- _Your instructions_: Copy all the material below, exactly as it stands.

- _Records supplied_:
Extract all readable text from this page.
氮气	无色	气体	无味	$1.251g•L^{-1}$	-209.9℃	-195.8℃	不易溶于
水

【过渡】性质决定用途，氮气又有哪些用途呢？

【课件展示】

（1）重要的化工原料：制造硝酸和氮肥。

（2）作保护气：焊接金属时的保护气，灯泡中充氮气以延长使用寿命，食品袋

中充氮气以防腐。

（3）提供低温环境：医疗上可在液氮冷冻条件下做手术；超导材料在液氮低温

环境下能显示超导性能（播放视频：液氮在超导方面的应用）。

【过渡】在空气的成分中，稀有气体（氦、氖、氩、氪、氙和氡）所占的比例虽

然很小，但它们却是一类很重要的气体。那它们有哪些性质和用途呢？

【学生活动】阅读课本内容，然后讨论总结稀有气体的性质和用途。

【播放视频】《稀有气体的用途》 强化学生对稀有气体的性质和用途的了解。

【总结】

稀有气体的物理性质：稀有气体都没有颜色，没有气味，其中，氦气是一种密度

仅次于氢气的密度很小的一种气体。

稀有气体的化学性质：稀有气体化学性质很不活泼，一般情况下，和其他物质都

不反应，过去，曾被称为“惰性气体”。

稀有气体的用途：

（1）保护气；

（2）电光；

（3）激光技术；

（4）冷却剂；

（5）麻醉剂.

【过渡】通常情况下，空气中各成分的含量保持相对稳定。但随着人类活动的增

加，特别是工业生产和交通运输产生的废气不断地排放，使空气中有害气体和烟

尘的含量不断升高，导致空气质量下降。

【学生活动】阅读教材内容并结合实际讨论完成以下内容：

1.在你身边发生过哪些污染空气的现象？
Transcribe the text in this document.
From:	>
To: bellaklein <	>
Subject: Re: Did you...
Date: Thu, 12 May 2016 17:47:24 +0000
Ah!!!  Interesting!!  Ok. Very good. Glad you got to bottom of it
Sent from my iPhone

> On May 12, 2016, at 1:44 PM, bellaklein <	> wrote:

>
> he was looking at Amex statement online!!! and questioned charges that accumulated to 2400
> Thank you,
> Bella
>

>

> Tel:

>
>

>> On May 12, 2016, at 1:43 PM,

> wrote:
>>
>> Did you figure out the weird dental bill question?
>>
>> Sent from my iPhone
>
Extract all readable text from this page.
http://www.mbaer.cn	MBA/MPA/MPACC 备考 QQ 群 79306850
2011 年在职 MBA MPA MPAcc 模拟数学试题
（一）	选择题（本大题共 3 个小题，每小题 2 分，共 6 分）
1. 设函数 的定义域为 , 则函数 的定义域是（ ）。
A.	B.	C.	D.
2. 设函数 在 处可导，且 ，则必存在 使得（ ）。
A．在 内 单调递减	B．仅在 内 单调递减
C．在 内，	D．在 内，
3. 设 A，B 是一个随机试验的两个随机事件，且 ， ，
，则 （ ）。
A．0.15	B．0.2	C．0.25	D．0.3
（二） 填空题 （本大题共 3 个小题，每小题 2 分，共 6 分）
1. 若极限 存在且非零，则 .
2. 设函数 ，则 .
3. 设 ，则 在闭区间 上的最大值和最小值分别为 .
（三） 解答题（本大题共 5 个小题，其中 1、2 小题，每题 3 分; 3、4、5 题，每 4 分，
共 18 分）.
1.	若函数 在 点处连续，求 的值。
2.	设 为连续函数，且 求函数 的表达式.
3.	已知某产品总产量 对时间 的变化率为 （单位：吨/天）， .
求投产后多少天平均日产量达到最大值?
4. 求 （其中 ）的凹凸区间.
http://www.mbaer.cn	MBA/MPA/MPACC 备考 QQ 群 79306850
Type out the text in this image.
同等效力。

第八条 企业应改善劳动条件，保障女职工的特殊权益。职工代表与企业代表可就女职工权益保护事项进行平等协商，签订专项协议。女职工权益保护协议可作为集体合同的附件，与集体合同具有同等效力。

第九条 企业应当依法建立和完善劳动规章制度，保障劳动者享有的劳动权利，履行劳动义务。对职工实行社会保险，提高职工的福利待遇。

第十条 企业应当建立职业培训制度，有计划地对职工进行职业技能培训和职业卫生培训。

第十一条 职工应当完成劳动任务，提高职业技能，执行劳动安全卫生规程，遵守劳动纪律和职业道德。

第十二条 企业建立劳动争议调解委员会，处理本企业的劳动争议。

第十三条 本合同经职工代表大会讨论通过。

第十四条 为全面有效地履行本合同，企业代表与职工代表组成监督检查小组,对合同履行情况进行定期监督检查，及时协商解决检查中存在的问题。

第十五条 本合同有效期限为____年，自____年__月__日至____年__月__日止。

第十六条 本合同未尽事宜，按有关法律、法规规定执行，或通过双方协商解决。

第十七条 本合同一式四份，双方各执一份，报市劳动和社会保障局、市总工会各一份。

- _Answer to this problem_:
Extract all readable text from this page.
氮气	无色	气体	无味	$1.251g•L^{-1}$	-209.9℃	-195.8℃	不易溶于
水

【过渡】性质决定用途，氮气又有哪些用途呢？

【课件展示】

（1）重要的化工原料：制造硝酸和氮肥。

（2）作保护气：焊接金属时的保护气，灯泡中充氮气以延长使用寿命，食品袋

中充氮气以防腐。

（3）提供低温环境：医疗上可在液氮冷冻条件下做手术；超导材料在液氮低温

环境下能显示超导性能（播放视频：液氮在超导方面的应用）。

【过渡】在空气的成分中，稀有气体（氦、氖、氩、氪、氙和氡）所占的比例虽

然很小，但它们却是一类很重要的气体。那它们有哪些性质和用途呢？

【学生活动】阅读课本内容，然后讨论总结稀有气体的性质和用途。

【播放视频】《稀有气体的用途》 强化学生对稀有气体的性质和用途的了解。

【总结】

稀有气体的物理性质：稀有气体都没有颜色，没有气味，其中，氦气是一种密度

仅次于氢气的密度很小的一种气体。

稀有气体的化学性质：稀有气体化学性质很不活泼，一般情况下，和其他物质都

不反应，过去，曾被称为“惰性气体”。

稀有气体的用途：

（1）保护气；

（2）电光；

（3）激光技术；

（4）冷却剂；

（5）麻醉剂.

【过渡】通常情况下，空气中各成分的含量保持相对稳定。但随着人类活动的增

加，特别是工业生产和交通运输产生的废气不断地排放，使空气中有害气体和烟

尘的含量不断升高，导致空气质量下降。

【学生活动】阅读教材内容并结合实际讨论完成以下内容：

1.在你身边发生过哪些污染空气的现象？
Transcribe the text in this document.
From:	>
To: bellaklein <	>
Subject: Re: Did you...
Date: Thu, 12 May 2016 17:47:24 +0000
Ah!!!  Interesting!!  Ok. Very good. Glad you got to bottom of it
Sent from my iPhone

> On May 12, 2016, at 1:44 PM, bellaklein <	> wrote:

>
> he was looking at Amex statement online!!! and questioned charges that accumulated to 2400
> Thank you,
> Bella
>

>

> Tel:

>
>

>> On May 12, 2016, at 1:43 PM,

> wrote:
>>
>> Did you figure out the weird dental bill question?
>>
>> Sent from my iPhone
>
Extract all readable text from this page.
http://www.mbaer.cn	MBA/MPA/MPACC 备考 QQ 群 79306850
2011 年在职 MBA MPA MPAcc 模拟数学试题
（一）	选择题（本大题共 3 个小题，每小题 2 分，共 6 分）
1. 设函数 的定义域为 , 则函数 的定义域是（ ）。
A.	B.	C.	D.
2. 设函数 在 处可导，且 ，则必存在 使得（ ）。
A．在 内 单调递减	B．仅在 内 单调递减
C．在 内，	D．在 内，
3. 设 A，B 是一个随机试验的两个随机事件，且 ， ，
，则 （ ）。
A．0.15	B．0.2	C．0.25	D．0.3
（二） 填空题 （本大题共 3 个小题，每小题 2 分，共 6 分）
1. 若极限 存在且非零，则 .
2. 设函数 ，则 .
3. 设 ，则 在闭区间 上的最大值和最小值分别为 .
（三） 解答题（本大题共 5 个小题，其中 1、2 小题，每题 3 分; 3、4、5 题，每 4 分，
共 18 分）.
1.	若函数 在 点处连续，求 的值。
2.	设 为连续函数，且 求函数 的表达式.
3.	已知某产品总产量 对时间 的变化率为 （单位：吨/天）， .
求投产后多少天平均日产量达到最大值?
4. 求 （其中 ）的凹凸区间.
http://www.mbaer.cn	MBA/MPA/MPACC 备考 QQ 群 79306850
Type out the text in this image.
同等效力。

第八条 企业应改善劳动条件，保障女职工的特殊权益。职工代表与企业代表可就女职工权益保护事项进行平等协商，签订专项协议。女职工权益保护协议可作为集体合同的附件，与集体合同具有同等效力。

第九条 企业应当依法建立和完善劳动规章制度，保障劳动者享有的劳动权利，履行劳动义务。对职工实行社会保险，提高职工的福利待遇。

第十条 企业应当建立职业培训制度，有计划地对职工进行职业技能培训和职业卫生培训。

第十一条 职工应当完成劳动任务，提高职业技能，执行劳动安全卫生规程，遵守劳动纪律和职业道德。

第十二条 企业建立劳动争议调解委员会，处理本企业的劳动争议。

第十三条 本合同经职工代表大会讨论通过。

第十四条 为全面有效地履行本合同，企业代表与职工代表组成监督检查小组,对合同履行情况进行定期监督检查，及时协商解决检查中存在的问题。

第十五条 本合同有效期限为____年，自____年__月__日至____年__月__日止。

第十六条 本合同未尽事宜，按有关法律、法规规定执行，或通过双方协商解决。

第十七条 本合同一式四份，双方各执一份，报市劳动和社会保障局、市总工会各一份。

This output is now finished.